Input material:
___

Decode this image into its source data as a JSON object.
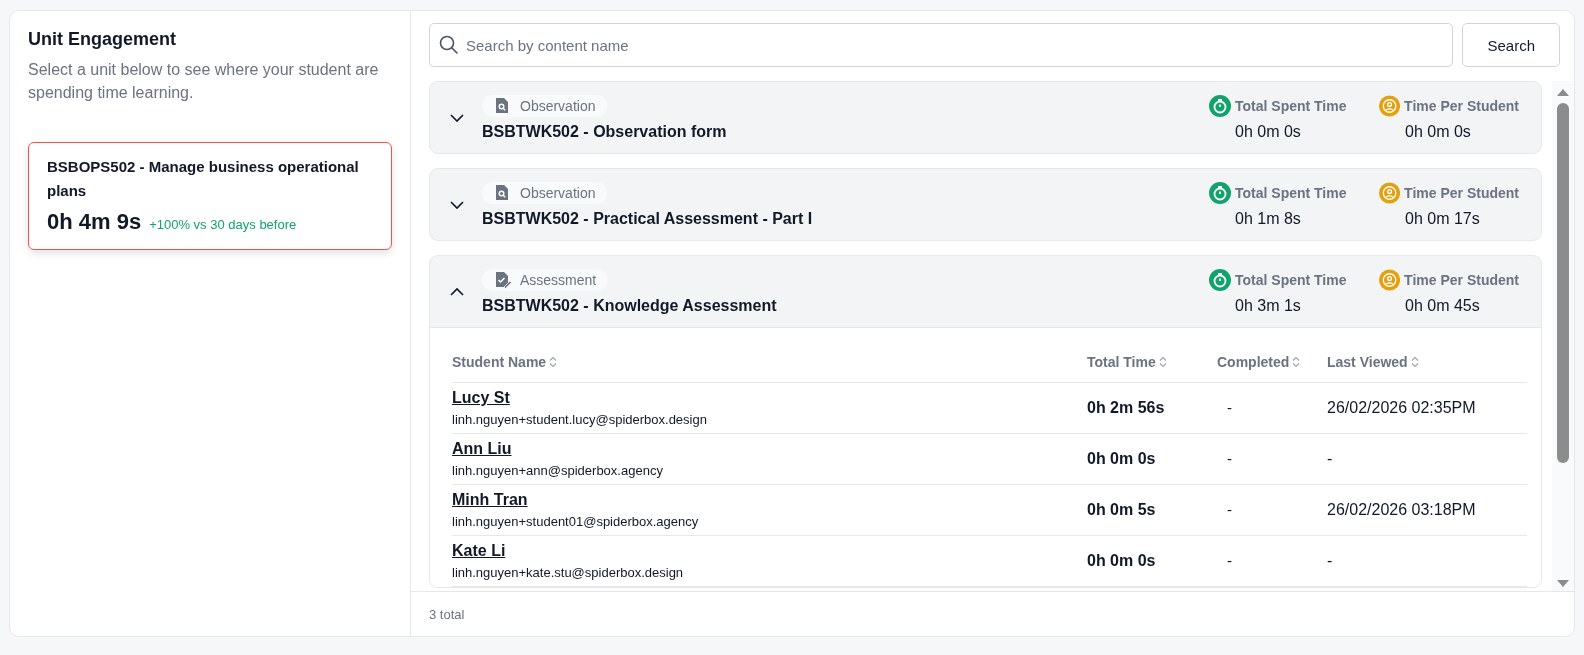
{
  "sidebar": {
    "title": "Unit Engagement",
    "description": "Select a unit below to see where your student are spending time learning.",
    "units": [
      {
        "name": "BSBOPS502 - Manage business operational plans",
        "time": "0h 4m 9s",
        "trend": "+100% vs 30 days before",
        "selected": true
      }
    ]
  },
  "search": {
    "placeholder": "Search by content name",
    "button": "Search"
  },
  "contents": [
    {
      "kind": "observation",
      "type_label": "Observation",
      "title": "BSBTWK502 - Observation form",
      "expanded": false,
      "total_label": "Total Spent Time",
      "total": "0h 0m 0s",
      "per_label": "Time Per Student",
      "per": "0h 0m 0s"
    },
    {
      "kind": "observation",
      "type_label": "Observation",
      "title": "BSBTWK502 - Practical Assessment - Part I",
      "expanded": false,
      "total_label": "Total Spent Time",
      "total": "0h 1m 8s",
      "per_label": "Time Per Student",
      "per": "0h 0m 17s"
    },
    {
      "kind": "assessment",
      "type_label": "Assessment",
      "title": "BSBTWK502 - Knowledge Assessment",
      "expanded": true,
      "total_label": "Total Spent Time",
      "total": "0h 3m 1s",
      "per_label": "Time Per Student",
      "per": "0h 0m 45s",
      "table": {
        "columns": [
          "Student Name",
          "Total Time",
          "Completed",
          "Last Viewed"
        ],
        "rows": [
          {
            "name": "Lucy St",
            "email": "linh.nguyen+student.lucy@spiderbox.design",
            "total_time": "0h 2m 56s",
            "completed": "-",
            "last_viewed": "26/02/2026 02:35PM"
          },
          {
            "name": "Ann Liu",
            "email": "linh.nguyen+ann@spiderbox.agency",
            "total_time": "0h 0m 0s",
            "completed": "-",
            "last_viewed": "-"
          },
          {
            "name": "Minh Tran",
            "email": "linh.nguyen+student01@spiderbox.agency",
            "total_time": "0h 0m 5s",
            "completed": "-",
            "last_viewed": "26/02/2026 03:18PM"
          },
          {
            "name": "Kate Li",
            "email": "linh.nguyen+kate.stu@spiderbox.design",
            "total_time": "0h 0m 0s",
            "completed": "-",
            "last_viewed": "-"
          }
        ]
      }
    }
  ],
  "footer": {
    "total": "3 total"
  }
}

___

Every record above should be written out again exactly; the pictures stay out of the copy.

Response below:
Decode this image into its source data as a JSON object.
{
  "sidebar": {
    "title": "Unit Engagement",
    "description": "Select a unit below to see where your student are spending time learning.",
    "units": [
      {
        "name": "BSBOPS502 - Manage business operational plans",
        "time": "0h 4m 9s",
        "trend": "+100% vs 30 days before",
        "selected": true
      }
    ]
  },
  "search": {
    "placeholder": "Search by content name",
    "button": "Search"
  },
  "contents": [
    {
      "kind": "observation",
      "type_label": "Observation",
      "title": "BSBTWK502 - Observation form",
      "expanded": false,
      "total_label": "Total Spent Time",
      "total": "0h 0m 0s",
      "per_label": "Time Per Student",
      "per": "0h 0m 0s"
    },
    {
      "kind": "observation",
      "type_label": "Observation",
      "title": "BSBTWK502 - Practical Assessment - Part I",
      "expanded": false,
      "total_label": "Total Spent Time",
      "total": "0h 1m 8s",
      "per_label": "Time Per Student",
      "per": "0h 0m 17s"
    },
    {
      "kind": "assessment",
      "type_label": "Assessment",
      "title": "BSBTWK502 - Knowledge Assessment",
      "expanded": true,
      "total_label": "Total Spent Time",
      "total": "0h 3m 1s",
      "per_label": "Time Per Student",
      "per": "0h 0m 45s",
      "table": {
        "columns": [
          "Student Name",
          "Total Time",
          "Completed",
          "Last Viewed"
        ],
        "rows": [
          {
            "name": "Lucy St",
            "email": "linh.nguyen+student.lucy@spiderbox.design",
            "total_time": "0h 2m 56s",
            "completed": "-",
            "last_viewed": "26/02/2026 02:35PM"
          },
          {
            "name": "Ann Liu",
            "email": "linh.nguyen+ann@spiderbox.agency",
            "total_time": "0h 0m 0s",
            "completed": "-",
            "last_viewed": "-"
          },
          {
            "name": "Minh Tran",
            "email": "linh.nguyen+student01@spiderbox.agency",
            "total_time": "0h 0m 5s",
            "completed": "-",
            "last_viewed": "26/02/2026 03:18PM"
          },
          {
            "name": "Kate Li",
            "email": "linh.nguyen+kate.stu@spiderbox.design",
            "total_time": "0h 0m 0s",
            "completed": "-",
            "last_viewed": "-"
          }
        ]
      }
    }
  ],
  "footer": {
    "total": "3 total"
  }
}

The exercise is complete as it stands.